What is expected: In the material below, repeat only the lines from the one that holds "Read out every word on this page." through the final line, exactly as they stand.

Stored records:
** BEGIN **

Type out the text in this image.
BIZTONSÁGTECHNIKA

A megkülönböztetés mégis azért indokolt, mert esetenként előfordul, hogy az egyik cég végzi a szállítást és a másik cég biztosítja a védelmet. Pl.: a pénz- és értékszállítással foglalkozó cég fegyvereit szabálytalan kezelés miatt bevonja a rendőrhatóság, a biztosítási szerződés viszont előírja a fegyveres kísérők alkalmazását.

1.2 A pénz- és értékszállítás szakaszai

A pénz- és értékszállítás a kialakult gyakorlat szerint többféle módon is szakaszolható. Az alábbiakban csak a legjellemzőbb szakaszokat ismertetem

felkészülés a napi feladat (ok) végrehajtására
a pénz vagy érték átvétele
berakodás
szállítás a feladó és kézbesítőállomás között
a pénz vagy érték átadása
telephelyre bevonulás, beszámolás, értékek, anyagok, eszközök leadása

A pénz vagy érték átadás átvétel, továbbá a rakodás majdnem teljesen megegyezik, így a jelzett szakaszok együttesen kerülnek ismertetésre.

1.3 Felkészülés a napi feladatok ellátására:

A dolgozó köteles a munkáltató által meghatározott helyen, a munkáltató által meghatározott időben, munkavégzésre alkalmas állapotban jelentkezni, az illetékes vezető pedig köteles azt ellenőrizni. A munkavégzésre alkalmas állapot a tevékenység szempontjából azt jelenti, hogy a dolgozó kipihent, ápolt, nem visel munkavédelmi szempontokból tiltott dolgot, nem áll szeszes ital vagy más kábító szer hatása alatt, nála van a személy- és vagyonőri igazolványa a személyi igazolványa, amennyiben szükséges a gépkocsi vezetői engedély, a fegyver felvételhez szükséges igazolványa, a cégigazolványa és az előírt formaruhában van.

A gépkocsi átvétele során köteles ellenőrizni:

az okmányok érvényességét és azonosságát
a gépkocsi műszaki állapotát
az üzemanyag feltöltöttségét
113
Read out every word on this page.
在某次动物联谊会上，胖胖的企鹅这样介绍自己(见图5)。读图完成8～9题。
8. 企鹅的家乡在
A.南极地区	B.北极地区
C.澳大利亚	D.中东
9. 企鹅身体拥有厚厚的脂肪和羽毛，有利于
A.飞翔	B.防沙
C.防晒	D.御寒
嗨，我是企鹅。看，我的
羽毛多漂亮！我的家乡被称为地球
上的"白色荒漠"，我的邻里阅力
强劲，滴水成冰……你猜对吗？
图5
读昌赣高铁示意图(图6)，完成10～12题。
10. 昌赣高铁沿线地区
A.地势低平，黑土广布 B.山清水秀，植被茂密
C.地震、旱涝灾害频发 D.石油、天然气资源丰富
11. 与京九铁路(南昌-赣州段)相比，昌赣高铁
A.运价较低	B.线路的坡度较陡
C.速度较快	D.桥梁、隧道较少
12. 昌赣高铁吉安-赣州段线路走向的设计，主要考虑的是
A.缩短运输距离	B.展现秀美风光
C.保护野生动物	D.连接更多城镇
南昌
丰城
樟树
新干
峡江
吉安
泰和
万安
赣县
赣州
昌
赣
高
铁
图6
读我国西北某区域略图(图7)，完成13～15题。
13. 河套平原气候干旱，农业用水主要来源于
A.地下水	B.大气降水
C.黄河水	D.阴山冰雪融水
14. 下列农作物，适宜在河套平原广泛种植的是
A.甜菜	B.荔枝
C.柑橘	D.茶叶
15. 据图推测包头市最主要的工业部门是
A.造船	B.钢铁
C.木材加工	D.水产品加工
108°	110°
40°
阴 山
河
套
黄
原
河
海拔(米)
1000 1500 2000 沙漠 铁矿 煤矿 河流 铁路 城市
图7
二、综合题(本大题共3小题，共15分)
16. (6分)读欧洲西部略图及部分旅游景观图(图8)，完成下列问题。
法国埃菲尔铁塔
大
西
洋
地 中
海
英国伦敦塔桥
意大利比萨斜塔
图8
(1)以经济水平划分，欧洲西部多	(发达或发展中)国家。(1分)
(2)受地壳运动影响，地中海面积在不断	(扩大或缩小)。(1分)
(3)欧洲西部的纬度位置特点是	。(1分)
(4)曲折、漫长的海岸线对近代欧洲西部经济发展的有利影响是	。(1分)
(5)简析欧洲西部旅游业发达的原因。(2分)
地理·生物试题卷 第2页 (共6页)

** END **

Complete response:
Read out every word on this page.
在某次动物联谊会上，胖胖的企鹅这样介绍自己(见图5)。读图完成8～9题。
8. 企鹅的家乡在
A.南极地区	B.北极地区
C.澳大利亚	D.中东
9. 企鹅身体拥有厚厚的脂肪和羽毛，有利于
A.飞翔	B.防沙
C.防晒	D.御寒
嗨，我是企鹅。看，我的
羽毛多漂亮！我的家乡被称为地球
上的"白色荒漠"，我的邻里阅力
强劲，滴水成冰……你猜对吗？
图5
读昌赣高铁示意图(图6)，完成10～12题。
10. 昌赣高铁沿线地区
A.地势低平，黑土广布 B.山清水秀，植被茂密
C.地震、旱涝灾害频发 D.石油、天然气资源丰富
11. 与京九铁路(南昌-赣州段)相比，昌赣高铁
A.运价较低	B.线路的坡度较陡
C.速度较快	D.桥梁、隧道较少
12. 昌赣高铁吉安-赣州段线路走向的设计，主要考虑的是
A.缩短运输距离	B.展现秀美风光
C.保护野生动物	D.连接更多城镇
南昌
丰城
樟树
新干
峡江
吉安
泰和
万安
赣县
赣州
昌
赣
高
铁
图6
读我国西北某区域略图(图7)，完成13～15题。
13. 河套平原气候干旱，农业用水主要来源于
A.地下水	B.大气降水
C.黄河水	D.阴山冰雪融水
14. 下列农作物，适宜在河套平原广泛种植的是
A.甜菜	B.荔枝
C.柑橘	D.茶叶
15. 据图推测包头市最主要的工业部门是
A.造船	B.钢铁
C.木材加工	D.水产品加工
108°	110°
40°
阴 山
河
套
黄
原
河
海拔(米)
1000 1500 2000 沙漠 铁矿 煤矿 河流 铁路 城市
图7
二、综合题(本大题共3小题，共15分)
16. (6分)读欧洲西部略图及部分旅游景观图(图8)，完成下列问题。
法国埃菲尔铁塔
大
西
洋
地 中
海
英国伦敦塔桥
意大利比萨斜塔
图8
(1)以经济水平划分，欧洲西部多	(发达或发展中)国家。(1分)
(2)受地壳运动影响，地中海面积在不断	(扩大或缩小)。(1分)
(3)欧洲西部的纬度位置特点是	。(1分)
(4)曲折、漫长的海岸线对近代欧洲西部经济发展的有利影响是	。(1分)
(5)简析欧洲西部旅游业发达的原因。(2分)
地理·生物试题卷 第2页 (共6页)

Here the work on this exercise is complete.